● **DIRECTION**:
Only a number is wanted: how many lines of the entries include the string "this"?

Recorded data

*****

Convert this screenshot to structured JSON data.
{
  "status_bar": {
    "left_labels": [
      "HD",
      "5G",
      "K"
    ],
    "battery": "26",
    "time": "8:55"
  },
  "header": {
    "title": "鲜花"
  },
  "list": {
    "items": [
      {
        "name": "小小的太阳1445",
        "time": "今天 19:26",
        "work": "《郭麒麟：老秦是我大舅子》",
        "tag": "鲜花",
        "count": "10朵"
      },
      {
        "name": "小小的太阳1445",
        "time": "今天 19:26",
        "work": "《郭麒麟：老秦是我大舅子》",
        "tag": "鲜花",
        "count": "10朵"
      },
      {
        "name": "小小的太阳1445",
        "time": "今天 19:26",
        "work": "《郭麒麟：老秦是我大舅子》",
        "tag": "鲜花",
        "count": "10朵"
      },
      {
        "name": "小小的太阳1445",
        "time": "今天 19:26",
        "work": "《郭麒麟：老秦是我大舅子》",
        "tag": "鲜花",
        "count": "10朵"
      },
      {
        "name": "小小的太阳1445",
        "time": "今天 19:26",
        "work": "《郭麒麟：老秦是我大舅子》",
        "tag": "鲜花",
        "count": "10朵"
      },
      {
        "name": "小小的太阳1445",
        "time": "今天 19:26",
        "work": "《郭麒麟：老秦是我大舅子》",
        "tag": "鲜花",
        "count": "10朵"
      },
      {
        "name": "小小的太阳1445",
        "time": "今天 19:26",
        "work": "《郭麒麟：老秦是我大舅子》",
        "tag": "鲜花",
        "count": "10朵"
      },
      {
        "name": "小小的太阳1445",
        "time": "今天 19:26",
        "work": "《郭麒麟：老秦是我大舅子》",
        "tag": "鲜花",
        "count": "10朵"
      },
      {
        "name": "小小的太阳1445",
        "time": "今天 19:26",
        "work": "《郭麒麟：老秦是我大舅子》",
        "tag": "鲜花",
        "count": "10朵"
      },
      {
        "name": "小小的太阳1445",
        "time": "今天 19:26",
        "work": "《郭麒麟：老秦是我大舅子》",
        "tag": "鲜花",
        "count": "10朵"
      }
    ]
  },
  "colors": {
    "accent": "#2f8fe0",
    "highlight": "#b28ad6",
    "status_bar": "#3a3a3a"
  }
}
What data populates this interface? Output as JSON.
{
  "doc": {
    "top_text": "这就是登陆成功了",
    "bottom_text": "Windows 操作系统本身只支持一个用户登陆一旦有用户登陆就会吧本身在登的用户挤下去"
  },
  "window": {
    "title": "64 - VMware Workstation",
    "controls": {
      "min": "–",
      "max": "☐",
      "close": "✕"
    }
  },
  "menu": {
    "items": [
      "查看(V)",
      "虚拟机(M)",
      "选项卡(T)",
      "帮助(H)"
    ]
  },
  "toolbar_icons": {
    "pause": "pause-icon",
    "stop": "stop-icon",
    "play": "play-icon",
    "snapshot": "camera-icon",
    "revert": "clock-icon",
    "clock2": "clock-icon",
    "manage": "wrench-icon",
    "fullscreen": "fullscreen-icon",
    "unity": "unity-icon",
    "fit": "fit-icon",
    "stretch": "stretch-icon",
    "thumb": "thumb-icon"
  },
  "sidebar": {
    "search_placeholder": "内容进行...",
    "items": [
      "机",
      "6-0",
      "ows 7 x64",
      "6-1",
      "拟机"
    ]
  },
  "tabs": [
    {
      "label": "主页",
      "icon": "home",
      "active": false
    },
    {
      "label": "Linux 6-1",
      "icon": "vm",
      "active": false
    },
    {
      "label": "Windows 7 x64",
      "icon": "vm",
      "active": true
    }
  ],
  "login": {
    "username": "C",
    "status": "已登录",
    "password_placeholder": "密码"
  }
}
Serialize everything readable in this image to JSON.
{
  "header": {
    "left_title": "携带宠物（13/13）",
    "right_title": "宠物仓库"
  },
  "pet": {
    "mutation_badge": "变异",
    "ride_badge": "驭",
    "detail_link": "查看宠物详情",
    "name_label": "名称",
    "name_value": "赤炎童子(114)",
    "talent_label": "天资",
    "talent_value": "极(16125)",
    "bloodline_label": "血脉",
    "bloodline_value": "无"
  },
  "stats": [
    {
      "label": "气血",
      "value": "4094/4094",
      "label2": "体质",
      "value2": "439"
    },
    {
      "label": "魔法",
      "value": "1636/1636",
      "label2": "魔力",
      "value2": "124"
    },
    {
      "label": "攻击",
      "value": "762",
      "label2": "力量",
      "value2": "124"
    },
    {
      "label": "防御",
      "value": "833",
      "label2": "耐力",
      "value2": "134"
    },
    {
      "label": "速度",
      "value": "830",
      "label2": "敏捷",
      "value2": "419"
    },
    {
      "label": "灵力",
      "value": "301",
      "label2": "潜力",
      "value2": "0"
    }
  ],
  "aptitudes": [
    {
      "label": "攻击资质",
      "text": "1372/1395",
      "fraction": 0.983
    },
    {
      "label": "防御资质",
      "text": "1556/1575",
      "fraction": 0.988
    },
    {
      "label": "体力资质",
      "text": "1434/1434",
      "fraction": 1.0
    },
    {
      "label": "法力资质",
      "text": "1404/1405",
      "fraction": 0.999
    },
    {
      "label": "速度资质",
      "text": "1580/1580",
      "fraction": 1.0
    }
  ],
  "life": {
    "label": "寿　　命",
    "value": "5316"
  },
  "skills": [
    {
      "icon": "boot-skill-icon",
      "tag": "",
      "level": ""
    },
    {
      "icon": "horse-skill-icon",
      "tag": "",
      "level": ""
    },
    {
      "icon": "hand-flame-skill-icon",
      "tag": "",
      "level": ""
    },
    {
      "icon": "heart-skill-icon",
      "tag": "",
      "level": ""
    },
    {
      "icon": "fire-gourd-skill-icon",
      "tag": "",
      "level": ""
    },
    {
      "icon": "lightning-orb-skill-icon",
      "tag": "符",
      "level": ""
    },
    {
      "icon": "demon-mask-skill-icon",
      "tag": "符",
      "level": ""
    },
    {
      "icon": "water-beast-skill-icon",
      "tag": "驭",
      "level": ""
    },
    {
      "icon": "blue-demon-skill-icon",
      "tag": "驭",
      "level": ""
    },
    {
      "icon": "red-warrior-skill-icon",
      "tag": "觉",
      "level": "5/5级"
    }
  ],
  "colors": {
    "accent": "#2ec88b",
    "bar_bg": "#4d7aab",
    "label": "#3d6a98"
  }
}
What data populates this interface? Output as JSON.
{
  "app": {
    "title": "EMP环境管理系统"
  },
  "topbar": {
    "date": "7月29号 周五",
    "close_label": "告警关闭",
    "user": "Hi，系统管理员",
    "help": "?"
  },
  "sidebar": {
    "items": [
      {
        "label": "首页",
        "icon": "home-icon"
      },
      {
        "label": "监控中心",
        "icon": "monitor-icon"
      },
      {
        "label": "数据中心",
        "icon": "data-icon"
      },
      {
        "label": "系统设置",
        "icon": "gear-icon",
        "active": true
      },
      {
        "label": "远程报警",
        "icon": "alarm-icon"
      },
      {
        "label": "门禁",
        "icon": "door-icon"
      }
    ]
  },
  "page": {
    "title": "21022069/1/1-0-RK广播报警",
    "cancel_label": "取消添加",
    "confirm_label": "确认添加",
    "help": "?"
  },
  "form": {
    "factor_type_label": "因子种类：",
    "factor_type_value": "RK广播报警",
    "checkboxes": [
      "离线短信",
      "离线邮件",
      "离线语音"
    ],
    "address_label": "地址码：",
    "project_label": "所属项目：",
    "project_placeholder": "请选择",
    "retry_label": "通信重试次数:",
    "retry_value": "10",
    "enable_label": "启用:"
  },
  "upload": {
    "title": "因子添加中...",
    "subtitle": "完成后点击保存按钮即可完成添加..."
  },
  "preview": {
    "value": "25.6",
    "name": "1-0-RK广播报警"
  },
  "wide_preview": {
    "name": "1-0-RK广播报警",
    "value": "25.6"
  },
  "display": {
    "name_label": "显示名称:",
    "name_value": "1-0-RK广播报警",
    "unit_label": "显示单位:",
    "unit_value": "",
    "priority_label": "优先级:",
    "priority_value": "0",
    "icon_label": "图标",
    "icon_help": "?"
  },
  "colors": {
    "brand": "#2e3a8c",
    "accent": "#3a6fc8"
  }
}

*****

● **COMPLETED TASK**:
4